*MATERIAL PROVIDED:*
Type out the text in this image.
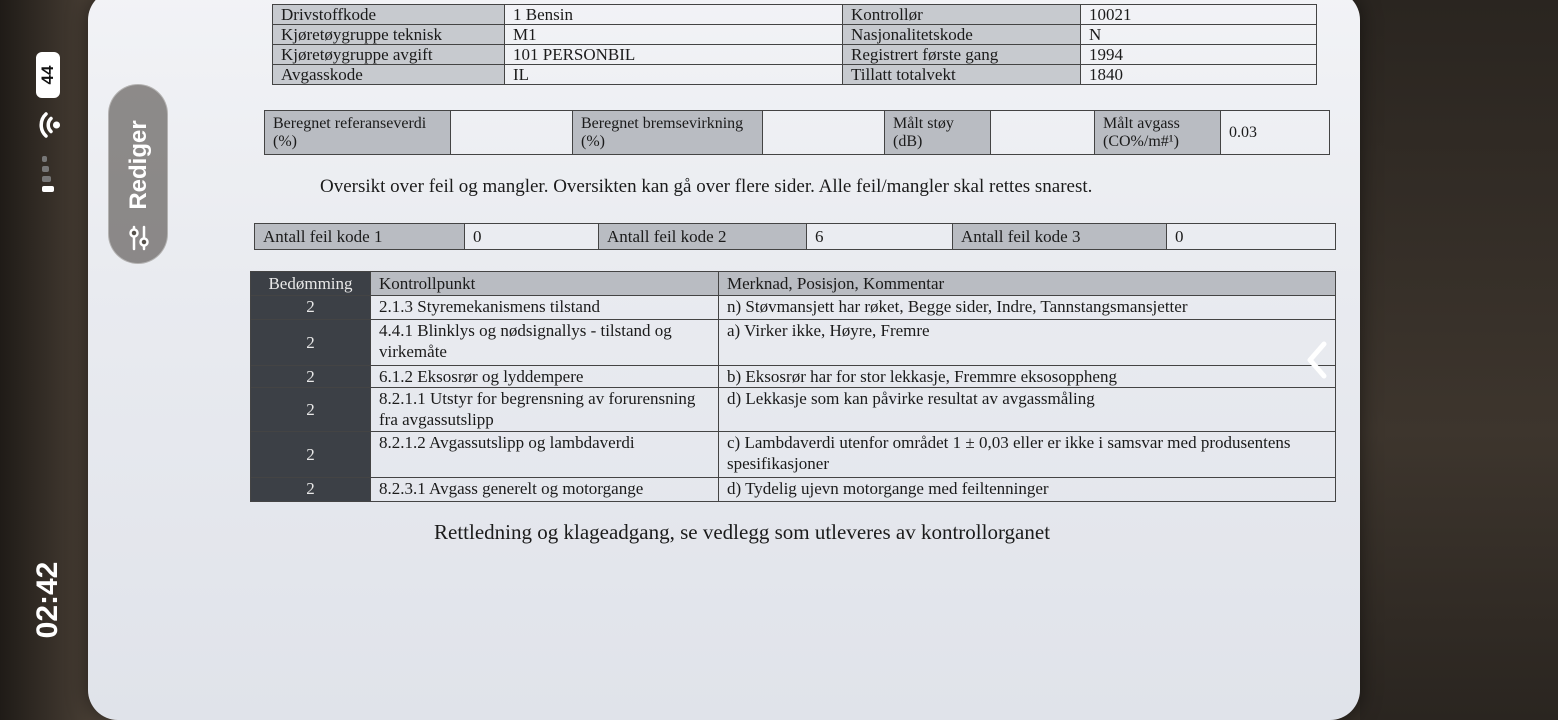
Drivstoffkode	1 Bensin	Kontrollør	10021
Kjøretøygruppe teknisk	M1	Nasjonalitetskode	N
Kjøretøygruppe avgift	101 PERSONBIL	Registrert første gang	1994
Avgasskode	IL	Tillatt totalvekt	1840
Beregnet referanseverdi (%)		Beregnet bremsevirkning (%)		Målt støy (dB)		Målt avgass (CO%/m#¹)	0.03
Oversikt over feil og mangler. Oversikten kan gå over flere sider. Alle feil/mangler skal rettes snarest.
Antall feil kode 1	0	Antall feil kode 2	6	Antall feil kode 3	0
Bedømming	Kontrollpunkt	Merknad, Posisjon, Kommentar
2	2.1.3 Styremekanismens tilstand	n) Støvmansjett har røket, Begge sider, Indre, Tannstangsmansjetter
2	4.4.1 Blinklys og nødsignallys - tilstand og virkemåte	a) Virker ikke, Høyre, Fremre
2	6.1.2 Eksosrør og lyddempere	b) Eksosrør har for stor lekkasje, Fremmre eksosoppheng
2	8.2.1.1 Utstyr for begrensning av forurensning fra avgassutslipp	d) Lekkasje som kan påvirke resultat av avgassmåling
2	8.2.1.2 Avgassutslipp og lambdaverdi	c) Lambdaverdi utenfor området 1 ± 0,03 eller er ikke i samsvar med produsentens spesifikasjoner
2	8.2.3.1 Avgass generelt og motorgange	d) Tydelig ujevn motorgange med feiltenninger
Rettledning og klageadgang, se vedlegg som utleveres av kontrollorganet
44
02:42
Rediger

---

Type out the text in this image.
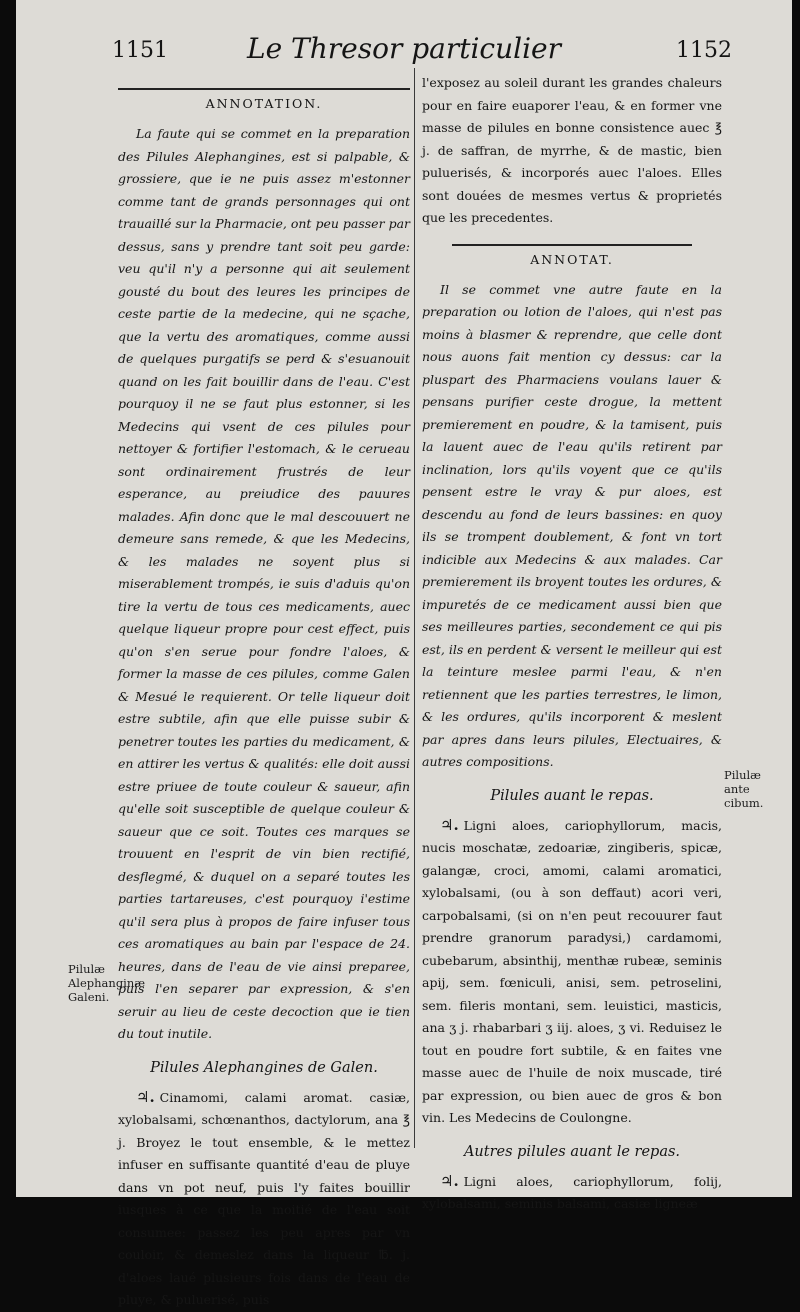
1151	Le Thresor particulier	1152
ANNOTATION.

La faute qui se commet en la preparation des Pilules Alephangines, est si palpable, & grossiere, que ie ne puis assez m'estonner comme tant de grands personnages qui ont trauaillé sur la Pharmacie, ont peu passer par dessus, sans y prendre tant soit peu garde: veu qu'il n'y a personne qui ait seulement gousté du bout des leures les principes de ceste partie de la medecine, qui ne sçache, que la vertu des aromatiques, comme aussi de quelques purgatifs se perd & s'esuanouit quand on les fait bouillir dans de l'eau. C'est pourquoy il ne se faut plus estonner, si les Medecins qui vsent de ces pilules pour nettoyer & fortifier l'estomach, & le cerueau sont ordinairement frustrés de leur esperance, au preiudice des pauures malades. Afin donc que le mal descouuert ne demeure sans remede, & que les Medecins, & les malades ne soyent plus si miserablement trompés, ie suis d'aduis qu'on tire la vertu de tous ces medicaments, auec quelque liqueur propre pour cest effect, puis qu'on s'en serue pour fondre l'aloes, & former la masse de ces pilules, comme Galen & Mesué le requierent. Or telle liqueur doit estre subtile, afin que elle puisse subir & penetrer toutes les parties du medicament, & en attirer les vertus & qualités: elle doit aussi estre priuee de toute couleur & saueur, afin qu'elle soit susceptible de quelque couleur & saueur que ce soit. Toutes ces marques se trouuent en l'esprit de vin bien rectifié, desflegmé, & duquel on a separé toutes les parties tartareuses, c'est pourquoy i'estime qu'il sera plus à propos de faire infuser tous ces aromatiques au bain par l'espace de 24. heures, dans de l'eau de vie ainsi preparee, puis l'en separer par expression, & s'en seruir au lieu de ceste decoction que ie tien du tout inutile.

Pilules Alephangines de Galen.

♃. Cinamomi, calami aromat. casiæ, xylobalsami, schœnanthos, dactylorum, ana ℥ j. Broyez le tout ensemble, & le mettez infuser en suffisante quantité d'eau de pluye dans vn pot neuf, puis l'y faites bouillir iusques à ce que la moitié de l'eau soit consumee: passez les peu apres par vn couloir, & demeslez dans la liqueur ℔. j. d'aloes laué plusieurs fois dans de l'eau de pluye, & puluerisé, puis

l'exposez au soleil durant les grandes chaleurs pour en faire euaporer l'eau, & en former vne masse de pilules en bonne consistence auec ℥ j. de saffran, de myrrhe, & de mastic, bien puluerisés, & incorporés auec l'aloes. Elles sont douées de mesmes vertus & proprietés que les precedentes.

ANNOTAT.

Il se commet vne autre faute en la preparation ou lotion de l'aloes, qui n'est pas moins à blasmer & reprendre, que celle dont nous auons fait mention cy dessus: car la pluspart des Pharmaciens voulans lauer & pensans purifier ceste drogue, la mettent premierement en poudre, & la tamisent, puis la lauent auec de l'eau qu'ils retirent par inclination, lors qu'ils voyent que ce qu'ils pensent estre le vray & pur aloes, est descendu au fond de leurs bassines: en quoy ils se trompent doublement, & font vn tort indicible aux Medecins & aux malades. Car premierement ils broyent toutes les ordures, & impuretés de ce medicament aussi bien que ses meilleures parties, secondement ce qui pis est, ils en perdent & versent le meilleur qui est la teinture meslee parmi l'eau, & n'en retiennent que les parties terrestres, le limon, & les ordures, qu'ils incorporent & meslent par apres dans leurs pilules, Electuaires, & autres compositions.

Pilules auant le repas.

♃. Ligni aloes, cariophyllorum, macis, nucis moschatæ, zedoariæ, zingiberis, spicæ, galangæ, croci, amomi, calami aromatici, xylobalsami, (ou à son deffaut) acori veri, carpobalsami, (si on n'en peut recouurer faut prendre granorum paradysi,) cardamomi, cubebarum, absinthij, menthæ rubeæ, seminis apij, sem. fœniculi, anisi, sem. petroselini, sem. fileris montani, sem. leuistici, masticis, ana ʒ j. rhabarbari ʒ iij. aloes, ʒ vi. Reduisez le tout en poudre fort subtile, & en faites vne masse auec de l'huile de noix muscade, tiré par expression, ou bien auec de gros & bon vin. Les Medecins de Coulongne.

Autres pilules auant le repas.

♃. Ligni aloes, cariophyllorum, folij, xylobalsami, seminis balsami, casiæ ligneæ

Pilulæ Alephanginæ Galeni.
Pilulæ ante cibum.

*TASK DETAILS:*
Copy out every line of the listing that contains the string "Pilulæ".

*FINISHED EXERCISE:*
Pilulæ Alephanginæ Galeni.
Pilulæ ante cibum.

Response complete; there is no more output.